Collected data
□ □ □ □ □ □ □
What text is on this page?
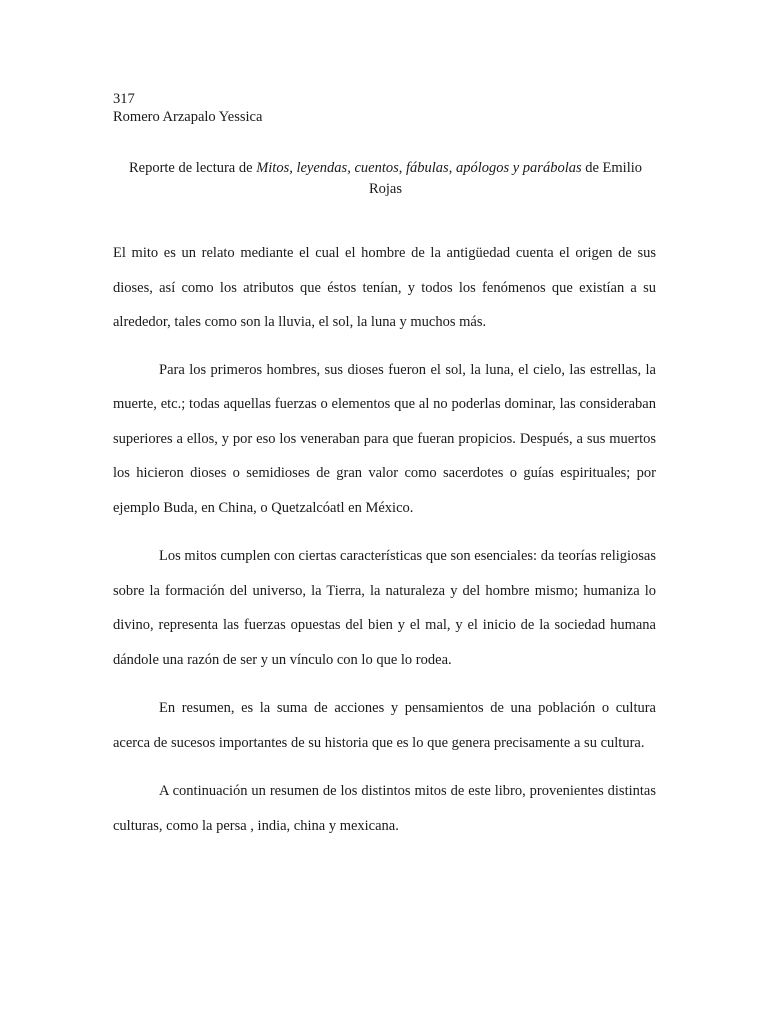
317
Romero Arzapalo Yessica
Reporte de lectura de Mitos, leyendas, cuentos, fábulas, apólogos y parábolas de Emilio Rojas

El mito es un relato mediante el cual el hombre de la antigüedad cuenta el origen de sus dioses, así como los atributos que éstos tenían, y todos los fenómenos que existían a su alrededor, tales como son la lluvia, el sol, la luna y muchos más.

Para los primeros hombres, sus dioses fueron el sol, la luna, el cielo, las estrellas, la muerte, etc.; todas aquellas fuerzas o elementos que al no poderlas dominar, las consideraban superiores a ellos, y por eso los veneraban para que fueran propicios. Después, a sus muertos los hicieron dioses o semidioses de gran valor como sacerdotes o guías espirituales; por ejemplo Buda, en China, o Quetzalcóatl en México.

Los mitos cumplen con ciertas características que son esenciales: da teorías religiosas sobre la formación del universo, la Tierra, la naturaleza y del hombre mismo; humaniza lo divino, representa las fuerzas opuestas del bien y el mal, y el inicio de la sociedad humana dándole una razón de ser y un vínculo con lo que lo rodea.

En resumen, es la suma de acciones y pensamientos de una población o cultura acerca de sucesos importantes de su historia que es lo que genera precisamente a su cultura.

A continuación un resumen de los distintos mitos de este libro, provenientes distintas culturas, como la persa , india, china y mexicana.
□ □ □ □ □ □ □
Goal of the exercise
From the listing above, copy every line that holds the string "luna".

Written solution
El mito es un relato mediante el cual el hombre de la antigüedad cuenta el origen de sus dioses, así como los atributos que éstos tenían, y todos los fenómenos que existían a su alrededor, tales como son la lluvia, el sol, la luna y muchos más.
Para los primeros hombres, sus dioses fueron el sol, la luna, el cielo, las estrellas, la muerte, etc.; todas aquellas fuerzas o elementos que al no poderlas dominar, las consideraban superiores a ellos, y por eso los veneraban para que fueran propicios. Después, a sus muertos los hicieron dioses o semidioses de gran valor como sacerdotes o guías espirituales; por ejemplo Buda, en China, o Quetzalcóatl en México.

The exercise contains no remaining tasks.